▸ **Short task**: Quote every line below exactly as it reads.

▸ **Task material**:
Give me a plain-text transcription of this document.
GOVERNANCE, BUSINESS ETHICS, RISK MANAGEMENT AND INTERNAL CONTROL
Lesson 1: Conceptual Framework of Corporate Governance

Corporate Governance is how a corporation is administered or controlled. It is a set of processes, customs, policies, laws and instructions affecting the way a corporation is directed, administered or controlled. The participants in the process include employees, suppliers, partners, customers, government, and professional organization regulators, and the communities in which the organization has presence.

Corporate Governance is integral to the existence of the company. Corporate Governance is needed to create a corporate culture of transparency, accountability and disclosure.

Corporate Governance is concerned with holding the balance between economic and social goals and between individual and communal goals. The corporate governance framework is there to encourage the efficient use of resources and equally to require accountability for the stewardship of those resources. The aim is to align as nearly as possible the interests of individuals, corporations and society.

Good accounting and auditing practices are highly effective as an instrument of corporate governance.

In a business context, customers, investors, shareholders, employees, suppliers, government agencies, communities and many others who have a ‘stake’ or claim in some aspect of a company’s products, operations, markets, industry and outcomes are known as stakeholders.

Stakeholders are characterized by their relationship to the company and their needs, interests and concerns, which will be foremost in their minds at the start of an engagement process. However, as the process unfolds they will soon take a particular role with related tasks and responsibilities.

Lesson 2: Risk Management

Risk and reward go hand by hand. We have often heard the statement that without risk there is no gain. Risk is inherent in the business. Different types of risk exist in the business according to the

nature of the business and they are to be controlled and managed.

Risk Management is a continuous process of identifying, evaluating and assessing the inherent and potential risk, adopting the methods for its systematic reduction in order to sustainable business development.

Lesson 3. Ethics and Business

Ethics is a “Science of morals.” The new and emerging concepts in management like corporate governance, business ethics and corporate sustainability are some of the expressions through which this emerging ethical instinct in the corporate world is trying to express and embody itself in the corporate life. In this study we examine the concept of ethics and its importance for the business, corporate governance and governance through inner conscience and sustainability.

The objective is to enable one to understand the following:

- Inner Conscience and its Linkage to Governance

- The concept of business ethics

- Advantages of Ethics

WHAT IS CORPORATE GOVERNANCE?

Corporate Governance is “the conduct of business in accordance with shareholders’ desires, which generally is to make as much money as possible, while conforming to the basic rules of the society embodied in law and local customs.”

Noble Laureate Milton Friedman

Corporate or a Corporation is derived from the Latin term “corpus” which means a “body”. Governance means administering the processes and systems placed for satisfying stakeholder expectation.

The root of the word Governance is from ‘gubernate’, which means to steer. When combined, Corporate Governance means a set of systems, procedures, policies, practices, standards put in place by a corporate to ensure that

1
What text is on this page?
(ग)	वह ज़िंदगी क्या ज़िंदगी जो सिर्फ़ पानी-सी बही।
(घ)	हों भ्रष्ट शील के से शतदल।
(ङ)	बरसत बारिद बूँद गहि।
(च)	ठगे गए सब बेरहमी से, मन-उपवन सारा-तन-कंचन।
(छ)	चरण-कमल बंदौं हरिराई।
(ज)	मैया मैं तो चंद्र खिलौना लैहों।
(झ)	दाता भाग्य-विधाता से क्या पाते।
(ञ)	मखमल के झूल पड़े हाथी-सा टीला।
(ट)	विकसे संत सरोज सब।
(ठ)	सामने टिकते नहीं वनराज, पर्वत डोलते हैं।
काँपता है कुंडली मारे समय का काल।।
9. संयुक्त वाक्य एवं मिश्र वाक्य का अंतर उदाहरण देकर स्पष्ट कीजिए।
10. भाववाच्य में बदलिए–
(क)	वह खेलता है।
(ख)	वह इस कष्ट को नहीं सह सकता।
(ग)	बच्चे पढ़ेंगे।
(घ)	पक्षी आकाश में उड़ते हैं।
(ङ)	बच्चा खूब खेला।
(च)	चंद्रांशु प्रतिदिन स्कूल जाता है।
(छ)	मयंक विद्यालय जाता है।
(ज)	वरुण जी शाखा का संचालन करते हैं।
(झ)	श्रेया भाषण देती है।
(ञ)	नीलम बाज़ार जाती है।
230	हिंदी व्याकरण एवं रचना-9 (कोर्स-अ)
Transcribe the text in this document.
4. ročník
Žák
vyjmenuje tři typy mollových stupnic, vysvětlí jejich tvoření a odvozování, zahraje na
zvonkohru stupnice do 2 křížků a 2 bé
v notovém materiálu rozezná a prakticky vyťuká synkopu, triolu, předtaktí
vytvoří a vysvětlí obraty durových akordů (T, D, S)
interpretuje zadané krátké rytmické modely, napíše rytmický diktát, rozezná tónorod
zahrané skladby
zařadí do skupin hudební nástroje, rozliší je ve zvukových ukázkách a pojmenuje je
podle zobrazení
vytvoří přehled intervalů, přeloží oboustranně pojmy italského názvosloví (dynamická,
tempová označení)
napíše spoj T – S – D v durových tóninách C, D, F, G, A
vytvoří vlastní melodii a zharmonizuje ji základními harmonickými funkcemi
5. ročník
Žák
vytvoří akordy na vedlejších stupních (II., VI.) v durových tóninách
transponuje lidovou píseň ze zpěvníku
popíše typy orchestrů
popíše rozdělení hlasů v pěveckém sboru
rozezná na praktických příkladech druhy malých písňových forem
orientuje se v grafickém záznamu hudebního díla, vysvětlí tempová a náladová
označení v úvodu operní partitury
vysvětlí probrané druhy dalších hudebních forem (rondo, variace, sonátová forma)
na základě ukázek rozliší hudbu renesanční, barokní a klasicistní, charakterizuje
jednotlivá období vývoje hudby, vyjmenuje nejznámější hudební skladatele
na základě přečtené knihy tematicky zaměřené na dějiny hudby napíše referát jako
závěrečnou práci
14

▸ **Task answer**:
Give me a plain-text transcription of this document.
GOVERNANCE, BUSINESS ETHICS, RISK MANAGEMENT AND INTERNAL CONTROL
Lesson 1: Conceptual Framework of Corporate Governance

Corporate Governance is how a corporation is administered or controlled. It is a set of processes, customs, policies, laws and instructions affecting the way a corporation is directed, administered or controlled. The participants in the process include employees, suppliers, partners, customers, government, and professional organization regulators, and the communities in which the organization has presence.

Corporate Governance is integral to the existence of the company. Corporate Governance is needed to create a corporate culture of transparency, accountability and disclosure.

Corporate Governance is concerned with holding the balance between economic and social goals and between individual and communal goals. The corporate governance framework is there to encourage the efficient use of resources and equally to require accountability for the stewardship of those resources. The aim is to align as nearly as possible the interests of individuals, corporations and society.

Good accounting and auditing practices are highly effective as an instrument of corporate governance.

In a business context, customers, investors, shareholders, employees, suppliers, government agencies, communities and many others who have a ‘stake’ or claim in some aspect of a company’s products, operations, markets, industry and outcomes are known as stakeholders.

Stakeholders are characterized by their relationship to the company and their needs, interests and concerns, which will be foremost in their minds at the start of an engagement process. However, as the process unfolds they will soon take a particular role with related tasks and responsibilities.

Lesson 2: Risk Management

Risk and reward go hand by hand. We have often heard the statement that without risk there is no gain. Risk is inherent in the business. Different types of risk exist in the business according to the

nature of the business and they are to be controlled and managed.

Risk Management is a continuous process of identifying, evaluating and assessing the inherent and potential risk, adopting the methods for its systematic reduction in order to sustainable business development.

Lesson 3. Ethics and Business

Ethics is a “Science of morals.” The new and emerging concepts in management like corporate governance, business ethics and corporate sustainability are some of the expressions through which this emerging ethical instinct in the corporate world is trying to express and embody itself in the corporate life. In this study we examine the concept of ethics and its importance for the business, corporate governance and governance through inner conscience and sustainability.

The objective is to enable one to understand the following:

- Inner Conscience and its Linkage to Governance

- The concept of business ethics

- Advantages of Ethics

WHAT IS CORPORATE GOVERNANCE?

Corporate Governance is “the conduct of business in accordance with shareholders’ desires, which generally is to make as much money as possible, while conforming to the basic rules of the society embodied in law and local customs.”

Noble Laureate Milton Friedman

Corporate or a Corporation is derived from the Latin term “corpus” which means a “body”. Governance means administering the processes and systems placed for satisfying stakeholder expectation.

The root of the word Governance is from ‘gubernate’, which means to steer. When combined, Corporate Governance means a set of systems, procedures, policies, practices, standards put in place by a corporate to ensure that

1
What text is on this page?
(ग)	वह ज़िंदगी क्या ज़िंदगी जो सिर्फ़ पानी-सी बही।
(घ)	हों भ्रष्ट शील के से शतदल।
(ङ)	बरसत बारिद बूँद गहि।
(च)	ठगे गए सब बेरहमी से, मन-उपवन सारा-तन-कंचन।
(छ)	चरण-कमल बंदौं हरिराई।
(ज)	मैया मैं तो चंद्र खिलौना लैहों।
(झ)	दाता भाग्य-विधाता से क्या पाते।
(ञ)	मखमल के झूल पड़े हाथी-सा टीला।
(ट)	विकसे संत सरोज सब।
(ठ)	सामने टिकते नहीं वनराज, पर्वत डोलते हैं।
काँपता है कुंडली मारे समय का काल।।
9. संयुक्त वाक्य एवं मिश्र वाक्य का अंतर उदाहरण देकर स्पष्ट कीजिए।
10. भाववाच्य में बदलिए–
(क)	वह खेलता है।
(ख)	वह इस कष्ट को नहीं सह सकता।
(ग)	बच्चे पढ़ेंगे।
(घ)	पक्षी आकाश में उड़ते हैं।
(ङ)	बच्चा खूब खेला।
(च)	चंद्रांशु प्रतिदिन स्कूल जाता है।
(छ)	मयंक विद्यालय जाता है।
(ज)	वरुण जी शाखा का संचालन करते हैं।
(झ)	श्रेया भाषण देती है।
(ञ)	नीलम बाज़ार जाती है।
230	हिंदी व्याकरण एवं रचना-9 (कोर्स-अ)
Transcribe the text in this document.
4. ročník
Žák
vyjmenuje tři typy mollových stupnic, vysvětlí jejich tvoření a odvozování, zahraje na
zvonkohru stupnice do 2 křížků a 2 bé
v notovém materiálu rozezná a prakticky vyťuká synkopu, triolu, předtaktí
vytvoří a vysvětlí obraty durových akordů (T, D, S)
interpretuje zadané krátké rytmické modely, napíše rytmický diktát, rozezná tónorod
zahrané skladby
zařadí do skupin hudební nástroje, rozliší je ve zvukových ukázkách a pojmenuje je
podle zobrazení
vytvoří přehled intervalů, přeloží oboustranně pojmy italského názvosloví (dynamická,
tempová označení)
napíše spoj T – S – D v durových tóninách C, D, F, G, A
vytvoří vlastní melodii a zharmonizuje ji základními harmonickými funkcemi
5. ročník
Žák
vytvoří akordy na vedlejších stupních (II., VI.) v durových tóninách
transponuje lidovou píseň ze zpěvníku
popíše typy orchestrů
popíše rozdělení hlasů v pěveckém sboru
rozezná na praktických příkladech druhy malých písňových forem
orientuje se v grafickém záznamu hudebního díla, vysvětlí tempová a náladová
označení v úvodu operní partitury
vysvětlí probrané druhy dalších hudebních forem (rondo, variace, sonátová forma)
na základě ukázek rozliší hudbu renesanční, barokní a klasicistní, charakterizuje
jednotlivá období vývoje hudby, vyjmenuje nejznámější hudební skladatele
na základě přečtené knihy tematicky zaměřené na dějiny hudby napíše referát jako
závěrečnou práci
14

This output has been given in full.